▶ **Stated goal**: Can the data below be set down again exactly, line for line?

▶ **Supplied material**:

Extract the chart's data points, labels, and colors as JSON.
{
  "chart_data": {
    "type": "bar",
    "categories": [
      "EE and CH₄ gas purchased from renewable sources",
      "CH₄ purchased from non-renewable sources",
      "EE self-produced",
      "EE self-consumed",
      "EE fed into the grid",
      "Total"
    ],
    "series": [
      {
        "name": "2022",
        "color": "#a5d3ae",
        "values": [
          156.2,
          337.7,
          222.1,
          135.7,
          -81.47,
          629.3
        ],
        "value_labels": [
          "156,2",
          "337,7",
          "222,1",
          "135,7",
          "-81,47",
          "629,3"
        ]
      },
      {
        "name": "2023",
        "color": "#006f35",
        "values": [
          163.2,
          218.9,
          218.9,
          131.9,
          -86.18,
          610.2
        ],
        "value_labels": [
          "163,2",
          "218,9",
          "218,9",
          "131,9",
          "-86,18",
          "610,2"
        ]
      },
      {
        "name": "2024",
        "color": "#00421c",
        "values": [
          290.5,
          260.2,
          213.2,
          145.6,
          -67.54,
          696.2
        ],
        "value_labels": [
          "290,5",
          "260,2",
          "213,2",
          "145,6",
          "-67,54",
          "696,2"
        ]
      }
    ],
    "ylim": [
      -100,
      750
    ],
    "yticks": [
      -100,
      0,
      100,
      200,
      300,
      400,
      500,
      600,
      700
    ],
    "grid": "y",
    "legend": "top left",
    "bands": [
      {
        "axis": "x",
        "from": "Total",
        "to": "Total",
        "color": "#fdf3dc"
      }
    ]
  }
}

▶ **Written solution**:
Extract the chart's data points, labels, and colors as JSON.
{
  "chart_data": {
    "type": "bar",
    "categories": [
      "EE and CH₄ gas purchased from renewable sources",
      "CH₄ purchased from non-renewable sources",
      "EE self-produced",
      "EE self-consumed",
      "EE fed into the grid",
      "Total"
    ],
    "series": [
      {
        "name": "2022",
        "color": "#a5d3ae",
        "values": [
          156.2,
          337.7,
          222.1,
          135.7,
          -81.47,
          629.3
        ],
        "value_labels": [
          "156,2",
          "337,7",
          "222,1",
          "135,7",
          "-81,47",
          "629,3"
        ]
      },
      {
        "name": "2023",
        "color": "#006f35",
        "values": [
          163.2,
          218.9,
          218.9,
          131.9,
          -86.18,
          610.2
        ],
        "value_labels": [
          "163,2",
          "218,9",
          "218,9",
          "131,9",
          "-86,18",
          "610,2"
        ]
      },
      {
        "name": "2024",
        "color": "#00421c",
        "values": [
          290.5,
          260.2,
          213.2,
          145.6,
          -67.54,
          696.2
        ],
        "value_labels": [
          "290,5",
          "260,2",
          "213,2",
          "145,6",
          "-67,54",
          "696,2"
        ]
      }
    ],
    "ylim": [
      -100,
      750
    ],
    "yticks": [
      -100,
      0,
      100,
      200,
      300,
      400,
      500,
      600,
      700
    ],
    "grid": "y",
    "legend": "top left",
    "bands": [
      {
        "axis": "x",
        "from": "Total",
        "to": "Total",
        "color": "#fdf3dc"
      }
    ]
  }
}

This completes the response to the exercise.